**Requirement:**
Below is a listing; reproduce each line of it exactly.

## BEGIN Data to process

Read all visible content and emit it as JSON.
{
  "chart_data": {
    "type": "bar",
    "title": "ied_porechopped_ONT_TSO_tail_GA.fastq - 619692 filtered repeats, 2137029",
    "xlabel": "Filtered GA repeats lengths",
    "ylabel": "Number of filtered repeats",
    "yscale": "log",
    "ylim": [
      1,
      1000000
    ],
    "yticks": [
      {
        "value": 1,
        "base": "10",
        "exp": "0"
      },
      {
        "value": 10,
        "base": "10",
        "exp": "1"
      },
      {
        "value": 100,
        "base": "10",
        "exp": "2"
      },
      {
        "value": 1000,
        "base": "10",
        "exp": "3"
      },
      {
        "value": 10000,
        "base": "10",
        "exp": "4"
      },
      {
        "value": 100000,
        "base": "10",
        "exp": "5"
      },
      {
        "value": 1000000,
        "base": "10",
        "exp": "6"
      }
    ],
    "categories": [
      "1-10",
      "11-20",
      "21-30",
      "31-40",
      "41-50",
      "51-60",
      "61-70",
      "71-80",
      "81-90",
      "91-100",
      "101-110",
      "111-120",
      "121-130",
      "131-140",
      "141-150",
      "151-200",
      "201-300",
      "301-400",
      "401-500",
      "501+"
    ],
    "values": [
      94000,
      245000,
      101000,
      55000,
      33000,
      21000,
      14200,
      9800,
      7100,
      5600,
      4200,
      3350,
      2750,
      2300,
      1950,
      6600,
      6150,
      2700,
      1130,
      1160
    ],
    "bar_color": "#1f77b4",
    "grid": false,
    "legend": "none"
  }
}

## END Data to process

**In response:**
Read all visible content and emit it as JSON.
{
  "chart_data": {
    "type": "bar",
    "title": "ied_porechopped_ONT_TSO_tail_GA.fastq - 619692 filtered repeats, 2137029",
    "xlabel": "Filtered GA repeats lengths",
    "ylabel": "Number of filtered repeats",
    "yscale": "log",
    "ylim": [
      1,
      1000000
    ],
    "yticks": [
      {
        "value": 1,
        "base": "10",
        "exp": "0"
      },
      {
        "value": 10,
        "base": "10",
        "exp": "1"
      },
      {
        "value": 100,
        "base": "10",
        "exp": "2"
      },
      {
        "value": 1000,
        "base": "10",
        "exp": "3"
      },
      {
        "value": 10000,
        "base": "10",
        "exp": "4"
      },
      {
        "value": 100000,
        "base": "10",
        "exp": "5"
      },
      {
        "value": 1000000,
        "base": "10",
        "exp": "6"
      }
    ],
    "categories": [
      "1-10",
      "11-20",
      "21-30",
      "31-40",
      "41-50",
      "51-60",
      "61-70",
      "71-80",
      "81-90",
      "91-100",
      "101-110",
      "111-120",
      "121-130",
      "131-140",
      "141-150",
      "151-200",
      "201-300",
      "301-400",
      "401-500",
      "501+"
    ],
    "values": [
      94000,
      245000,
      101000,
      55000,
      33000,
      21000,
      14200,
      9800,
      7100,
      5600,
      4200,
      3350,
      2750,
      2300,
      1950,
      6600,
      6150,
      2700,
      1130,
      1160
    ],
    "bar_color": "#1f77b4",
    "grid": false,
    "legend": "none"
  }
}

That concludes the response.